Data section:
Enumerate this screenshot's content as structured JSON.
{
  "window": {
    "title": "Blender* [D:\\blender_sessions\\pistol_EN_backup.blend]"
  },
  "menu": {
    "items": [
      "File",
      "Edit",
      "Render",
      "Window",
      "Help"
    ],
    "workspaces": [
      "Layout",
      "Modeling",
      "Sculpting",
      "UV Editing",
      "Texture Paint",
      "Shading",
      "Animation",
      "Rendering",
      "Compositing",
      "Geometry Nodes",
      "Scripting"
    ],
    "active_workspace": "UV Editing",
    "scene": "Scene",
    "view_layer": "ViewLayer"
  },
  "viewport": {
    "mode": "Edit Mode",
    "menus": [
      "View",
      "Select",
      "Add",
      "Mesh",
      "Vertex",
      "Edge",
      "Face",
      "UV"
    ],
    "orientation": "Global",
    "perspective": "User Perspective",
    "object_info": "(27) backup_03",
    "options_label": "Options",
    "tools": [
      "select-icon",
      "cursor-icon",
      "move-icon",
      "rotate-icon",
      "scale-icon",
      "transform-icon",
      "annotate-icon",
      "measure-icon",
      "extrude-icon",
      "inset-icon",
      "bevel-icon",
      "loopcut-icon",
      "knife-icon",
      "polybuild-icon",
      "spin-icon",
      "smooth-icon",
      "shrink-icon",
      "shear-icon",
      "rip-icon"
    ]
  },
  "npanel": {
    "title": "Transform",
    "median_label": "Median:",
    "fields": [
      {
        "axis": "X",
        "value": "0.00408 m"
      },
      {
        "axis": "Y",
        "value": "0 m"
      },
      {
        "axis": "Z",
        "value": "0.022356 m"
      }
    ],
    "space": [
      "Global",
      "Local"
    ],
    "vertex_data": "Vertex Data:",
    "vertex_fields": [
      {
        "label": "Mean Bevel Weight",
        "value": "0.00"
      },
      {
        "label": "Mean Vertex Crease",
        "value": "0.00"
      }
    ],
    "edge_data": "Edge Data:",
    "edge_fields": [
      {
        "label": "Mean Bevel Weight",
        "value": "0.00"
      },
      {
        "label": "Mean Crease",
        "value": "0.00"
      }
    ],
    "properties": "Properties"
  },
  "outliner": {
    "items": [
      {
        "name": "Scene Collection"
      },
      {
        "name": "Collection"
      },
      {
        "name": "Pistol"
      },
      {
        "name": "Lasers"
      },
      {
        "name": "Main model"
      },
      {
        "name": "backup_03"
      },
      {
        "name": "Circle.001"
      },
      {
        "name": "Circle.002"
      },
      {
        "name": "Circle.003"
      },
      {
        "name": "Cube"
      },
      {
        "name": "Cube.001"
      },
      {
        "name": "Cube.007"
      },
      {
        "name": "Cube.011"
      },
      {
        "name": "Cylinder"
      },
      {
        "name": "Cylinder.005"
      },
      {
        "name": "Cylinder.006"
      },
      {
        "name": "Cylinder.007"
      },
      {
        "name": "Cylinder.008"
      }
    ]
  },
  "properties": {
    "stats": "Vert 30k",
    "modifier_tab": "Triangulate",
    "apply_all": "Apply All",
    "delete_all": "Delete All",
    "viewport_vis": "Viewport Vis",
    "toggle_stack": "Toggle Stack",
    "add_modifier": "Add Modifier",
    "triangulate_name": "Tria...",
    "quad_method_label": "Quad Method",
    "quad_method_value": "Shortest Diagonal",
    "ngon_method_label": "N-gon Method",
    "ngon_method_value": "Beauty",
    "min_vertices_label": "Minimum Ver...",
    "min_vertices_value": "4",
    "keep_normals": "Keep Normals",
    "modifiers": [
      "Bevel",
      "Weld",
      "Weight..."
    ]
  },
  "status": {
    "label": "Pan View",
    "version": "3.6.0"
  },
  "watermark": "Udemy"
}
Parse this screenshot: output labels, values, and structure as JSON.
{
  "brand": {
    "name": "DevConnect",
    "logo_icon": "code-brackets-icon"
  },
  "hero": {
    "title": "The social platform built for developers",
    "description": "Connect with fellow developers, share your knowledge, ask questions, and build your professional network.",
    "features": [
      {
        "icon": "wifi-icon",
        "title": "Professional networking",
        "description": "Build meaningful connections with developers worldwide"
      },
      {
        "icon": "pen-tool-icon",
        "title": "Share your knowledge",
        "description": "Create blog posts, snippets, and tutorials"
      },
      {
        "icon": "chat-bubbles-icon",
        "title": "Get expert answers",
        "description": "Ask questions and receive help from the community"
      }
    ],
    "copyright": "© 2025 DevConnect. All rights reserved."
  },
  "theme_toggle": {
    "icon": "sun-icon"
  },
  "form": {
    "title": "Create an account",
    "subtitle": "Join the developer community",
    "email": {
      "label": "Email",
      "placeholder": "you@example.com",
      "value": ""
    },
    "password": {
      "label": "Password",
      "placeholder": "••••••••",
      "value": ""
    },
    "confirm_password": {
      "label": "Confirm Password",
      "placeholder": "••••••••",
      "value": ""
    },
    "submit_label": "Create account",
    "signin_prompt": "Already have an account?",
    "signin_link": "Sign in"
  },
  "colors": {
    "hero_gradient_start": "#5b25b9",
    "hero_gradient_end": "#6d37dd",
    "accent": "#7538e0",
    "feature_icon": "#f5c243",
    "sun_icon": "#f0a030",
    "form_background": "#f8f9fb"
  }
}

What is expected: The records above should all be quoted exactly, please.

Complete answer:
Enumerate this screenshot's content as structured JSON.
{
  "window": {
    "title": "Blender* [D:\\blender_sessions\\pistol_EN_backup.blend]"
  },
  "menu": {
    "items": [
      "File",
      "Edit",
      "Render",
      "Window",
      "Help"
    ],
    "workspaces": [
      "Layout",
      "Modeling",
      "Sculpting",
      "UV Editing",
      "Texture Paint",
      "Shading",
      "Animation",
      "Rendering",
      "Compositing",
      "Geometry Nodes",
      "Scripting"
    ],
    "active_workspace": "UV Editing",
    "scene": "Scene",
    "view_layer": "ViewLayer"
  },
  "viewport": {
    "mode": "Edit Mode",
    "menus": [
      "View",
      "Select",
      "Add",
      "Mesh",
      "Vertex",
      "Edge",
      "Face",
      "UV"
    ],
    "orientation": "Global",
    "perspective": "User Perspective",
    "object_info": "(27) backup_03",
    "options_label": "Options",
    "tools": [
      "select-icon",
      "cursor-icon",
      "move-icon",
      "rotate-icon",
      "scale-icon",
      "transform-icon",
      "annotate-icon",
      "measure-icon",
      "extrude-icon",
      "inset-icon",
      "bevel-icon",
      "loopcut-icon",
      "knife-icon",
      "polybuild-icon",
      "spin-icon",
      "smooth-icon",
      "shrink-icon",
      "shear-icon",
      "rip-icon"
    ]
  },
  "npanel": {
    "title": "Transform",
    "median_label": "Median:",
    "fields": [
      {
        "axis": "X",
        "value": "0.00408 m"
      },
      {
        "axis": "Y",
        "value": "0 m"
      },
      {
        "axis": "Z",
        "value": "0.022356 m"
      }
    ],
    "space": [
      "Global",
      "Local"
    ],
    "vertex_data": "Vertex Data:",
    "vertex_fields": [
      {
        "label": "Mean Bevel Weight",
        "value": "0.00"
      },
      {
        "label": "Mean Vertex Crease",
        "value": "0.00"
      }
    ],
    "edge_data": "Edge Data:",
    "edge_fields": [
      {
        "label": "Mean Bevel Weight",
        "value": "0.00"
      },
      {
        "label": "Mean Crease",
        "value": "0.00"
      }
    ],
    "properties": "Properties"
  },
  "outliner": {
    "items": [
      {
        "name": "Scene Collection"
      },
      {
        "name": "Collection"
      },
      {
        "name": "Pistol"
      },
      {
        "name": "Lasers"
      },
      {
        "name": "Main model"
      },
      {
        "name": "backup_03"
      },
      {
        "name": "Circle.001"
      },
      {
        "name": "Circle.002"
      },
      {
        "name": "Circle.003"
      },
      {
        "name": "Cube"
      },
      {
        "name": "Cube.001"
      },
      {
        "name": "Cube.007"
      },
      {
        "name": "Cube.011"
      },
      {
        "name": "Cylinder"
      },
      {
        "name": "Cylinder.005"
      },
      {
        "name": "Cylinder.006"
      },
      {
        "name": "Cylinder.007"
      },
      {
        "name": "Cylinder.008"
      }
    ]
  },
  "properties": {
    "stats": "Vert 30k",
    "modifier_tab": "Triangulate",
    "apply_all": "Apply All",
    "delete_all": "Delete All",
    "viewport_vis": "Viewport Vis",
    "toggle_stack": "Toggle Stack",
    "add_modifier": "Add Modifier",
    "triangulate_name": "Tria...",
    "quad_method_label": "Quad Method",
    "quad_method_value": "Shortest Diagonal",
    "ngon_method_label": "N-gon Method",
    "ngon_method_value": "Beauty",
    "min_vertices_label": "Minimum Ver...",
    "min_vertices_value": "4",
    "keep_normals": "Keep Normals",
    "modifiers": [
      "Bevel",
      "Weld",
      "Weight..."
    ]
  },
  "status": {
    "label": "Pan View",
    "version": "3.6.0"
  },
  "watermark": "Udemy"
}
Parse this screenshot: output labels, values, and structure as JSON.
{
  "brand": {
    "name": "DevConnect",
    "logo_icon": "code-brackets-icon"
  },
  "hero": {
    "title": "The social platform built for developers",
    "description": "Connect with fellow developers, share your knowledge, ask questions, and build your professional network.",
    "features": [
      {
        "icon": "wifi-icon",
        "title": "Professional networking",
        "description": "Build meaningful connections with developers worldwide"
      },
      {
        "icon": "pen-tool-icon",
        "title": "Share your knowledge",
        "description": "Create blog posts, snippets, and tutorials"
      },
      {
        "icon": "chat-bubbles-icon",
        "title": "Get expert answers",
        "description": "Ask questions and receive help from the community"
      }
    ],
    "copyright": "© 2025 DevConnect. All rights reserved."
  },
  "theme_toggle": {
    "icon": "sun-icon"
  },
  "form": {
    "title": "Create an account",
    "subtitle": "Join the developer community",
    "email": {
      "label": "Email",
      "placeholder": "you@example.com",
      "value": ""
    },
    "password": {
      "label": "Password",
      "placeholder": "••••••••",
      "value": ""
    },
    "confirm_password": {
      "label": "Confirm Password",
      "placeholder": "••••••••",
      "value": ""
    },
    "submit_label": "Create account",
    "signin_prompt": "Already have an account?",
    "signin_link": "Sign in"
  },
  "colors": {
    "hero_gradient_start": "#5b25b9",
    "hero_gradient_end": "#6d37dd",
    "accent": "#7538e0",
    "feature_icon": "#f5c243",
    "sun_icon": "#f0a030",
    "form_background": "#f8f9fb"
  }
}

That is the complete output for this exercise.